*Written instruction*:
Take the entries below and reproduce them word for word.

Collected data:
****************************************

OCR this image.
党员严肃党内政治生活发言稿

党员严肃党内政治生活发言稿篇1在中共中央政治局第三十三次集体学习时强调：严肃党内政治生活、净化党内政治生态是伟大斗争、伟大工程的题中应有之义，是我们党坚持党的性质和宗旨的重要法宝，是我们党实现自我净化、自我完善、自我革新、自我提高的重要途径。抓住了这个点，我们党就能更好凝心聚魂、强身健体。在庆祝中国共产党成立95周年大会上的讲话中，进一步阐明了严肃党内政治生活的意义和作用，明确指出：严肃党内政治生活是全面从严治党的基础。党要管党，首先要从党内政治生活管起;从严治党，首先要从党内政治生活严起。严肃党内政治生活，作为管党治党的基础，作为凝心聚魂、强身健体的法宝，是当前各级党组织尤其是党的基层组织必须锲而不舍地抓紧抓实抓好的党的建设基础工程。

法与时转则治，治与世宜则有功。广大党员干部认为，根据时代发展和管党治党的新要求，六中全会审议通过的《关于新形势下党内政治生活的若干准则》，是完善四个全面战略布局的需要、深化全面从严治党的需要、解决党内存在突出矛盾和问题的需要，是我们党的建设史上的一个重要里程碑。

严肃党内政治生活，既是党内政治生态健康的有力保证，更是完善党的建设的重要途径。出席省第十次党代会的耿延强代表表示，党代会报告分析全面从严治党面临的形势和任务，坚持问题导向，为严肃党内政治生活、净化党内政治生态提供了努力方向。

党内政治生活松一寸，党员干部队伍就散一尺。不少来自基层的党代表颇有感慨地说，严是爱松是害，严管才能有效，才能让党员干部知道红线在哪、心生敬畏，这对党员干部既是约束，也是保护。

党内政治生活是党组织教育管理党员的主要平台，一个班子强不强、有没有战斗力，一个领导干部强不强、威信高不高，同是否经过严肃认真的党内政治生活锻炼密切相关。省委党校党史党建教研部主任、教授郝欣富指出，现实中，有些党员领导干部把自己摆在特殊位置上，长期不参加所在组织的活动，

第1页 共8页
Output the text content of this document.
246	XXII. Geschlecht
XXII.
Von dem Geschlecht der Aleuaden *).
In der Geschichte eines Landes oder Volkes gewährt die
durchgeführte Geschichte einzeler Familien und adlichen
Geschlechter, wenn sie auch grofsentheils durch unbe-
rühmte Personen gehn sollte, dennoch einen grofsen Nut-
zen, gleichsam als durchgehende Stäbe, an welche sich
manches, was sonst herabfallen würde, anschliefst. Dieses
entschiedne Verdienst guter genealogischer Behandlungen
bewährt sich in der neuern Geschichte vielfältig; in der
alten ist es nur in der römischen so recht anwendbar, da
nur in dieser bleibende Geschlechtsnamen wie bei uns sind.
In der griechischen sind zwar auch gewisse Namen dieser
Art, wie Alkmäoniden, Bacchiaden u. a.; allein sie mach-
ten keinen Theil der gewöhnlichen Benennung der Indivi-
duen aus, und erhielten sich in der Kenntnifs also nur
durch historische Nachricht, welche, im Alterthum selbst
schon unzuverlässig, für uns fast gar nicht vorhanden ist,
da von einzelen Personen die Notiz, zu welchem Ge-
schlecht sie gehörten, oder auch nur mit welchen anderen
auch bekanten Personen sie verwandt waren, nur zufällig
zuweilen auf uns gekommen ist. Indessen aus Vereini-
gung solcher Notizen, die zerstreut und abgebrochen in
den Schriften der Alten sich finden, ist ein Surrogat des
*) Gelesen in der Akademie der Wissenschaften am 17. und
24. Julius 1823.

****************************************

*Result below*:
OCR this image.
党员严肃党内政治生活发言稿

党员严肃党内政治生活发言稿篇1在中共中央政治局第三十三次集体学习时强调：严肃党内政治生活、净化党内政治生态是伟大斗争、伟大工程的题中应有之义，是我们党坚持党的性质和宗旨的重要法宝，是我们党实现自我净化、自我完善、自我革新、自我提高的重要途径。抓住了这个点，我们党就能更好凝心聚魂、强身健体。在庆祝中国共产党成立95周年大会上的讲话中，进一步阐明了严肃党内政治生活的意义和作用，明确指出：严肃党内政治生活是全面从严治党的基础。党要管党，首先要从党内政治生活管起;从严治党，首先要从党内政治生活严起。严肃党内政治生活，作为管党治党的基础，作为凝心聚魂、强身健体的法宝，是当前各级党组织尤其是党的基层组织必须锲而不舍地抓紧抓实抓好的党的建设基础工程。

法与时转则治，治与世宜则有功。广大党员干部认为，根据时代发展和管党治党的新要求，六中全会审议通过的《关于新形势下党内政治生活的若干准则》，是完善四个全面战略布局的需要、深化全面从严治党的需要、解决党内存在突出矛盾和问题的需要，是我们党的建设史上的一个重要里程碑。

严肃党内政治生活，既是党内政治生态健康的有力保证，更是完善党的建设的重要途径。出席省第十次党代会的耿延强代表表示，党代会报告分析全面从严治党面临的形势和任务，坚持问题导向，为严肃党内政治生活、净化党内政治生态提供了努力方向。

党内政治生活松一寸，党员干部队伍就散一尺。不少来自基层的党代表颇有感慨地说，严是爱松是害，严管才能有效，才能让党员干部知道红线在哪、心生敬畏，这对党员干部既是约束，也是保护。

党内政治生活是党组织教育管理党员的主要平台，一个班子强不强、有没有战斗力，一个领导干部强不强、威信高不高，同是否经过严肃认真的党内政治生活锻炼密切相关。省委党校党史党建教研部主任、教授郝欣富指出，现实中，有些党员领导干部把自己摆在特殊位置上，长期不参加所在组织的活动，

第1页 共8页
Output the text content of this document.
246	XXII. Geschlecht
XXII.
Von dem Geschlecht der Aleuaden *).
In der Geschichte eines Landes oder Volkes gewährt die
durchgeführte Geschichte einzeler Familien und adlichen
Geschlechter, wenn sie auch grofsentheils durch unbe-
rühmte Personen gehn sollte, dennoch einen grofsen Nut-
zen, gleichsam als durchgehende Stäbe, an welche sich
manches, was sonst herabfallen würde, anschliefst. Dieses
entschiedne Verdienst guter genealogischer Behandlungen
bewährt sich in der neuern Geschichte vielfältig; in der
alten ist es nur in der römischen so recht anwendbar, da
nur in dieser bleibende Geschlechtsnamen wie bei uns sind.
In der griechischen sind zwar auch gewisse Namen dieser
Art, wie Alkmäoniden, Bacchiaden u. a.; allein sie mach-
ten keinen Theil der gewöhnlichen Benennung der Indivi-
duen aus, und erhielten sich in der Kenntnifs also nur
durch historische Nachricht, welche, im Alterthum selbst
schon unzuverlässig, für uns fast gar nicht vorhanden ist,
da von einzelen Personen die Notiz, zu welchem Ge-
schlecht sie gehörten, oder auch nur mit welchen anderen
auch bekanten Personen sie verwandt waren, nur zufällig
zuweilen auf uns gekommen ist. Indessen aus Vereini-
gung solcher Notizen, die zerstreut und abgebrochen in
den Schriften der Alten sich finden, ist ein Surrogat des
*) Gelesen in der Akademie der Wissenschaften am 17. und
24. Julius 1823.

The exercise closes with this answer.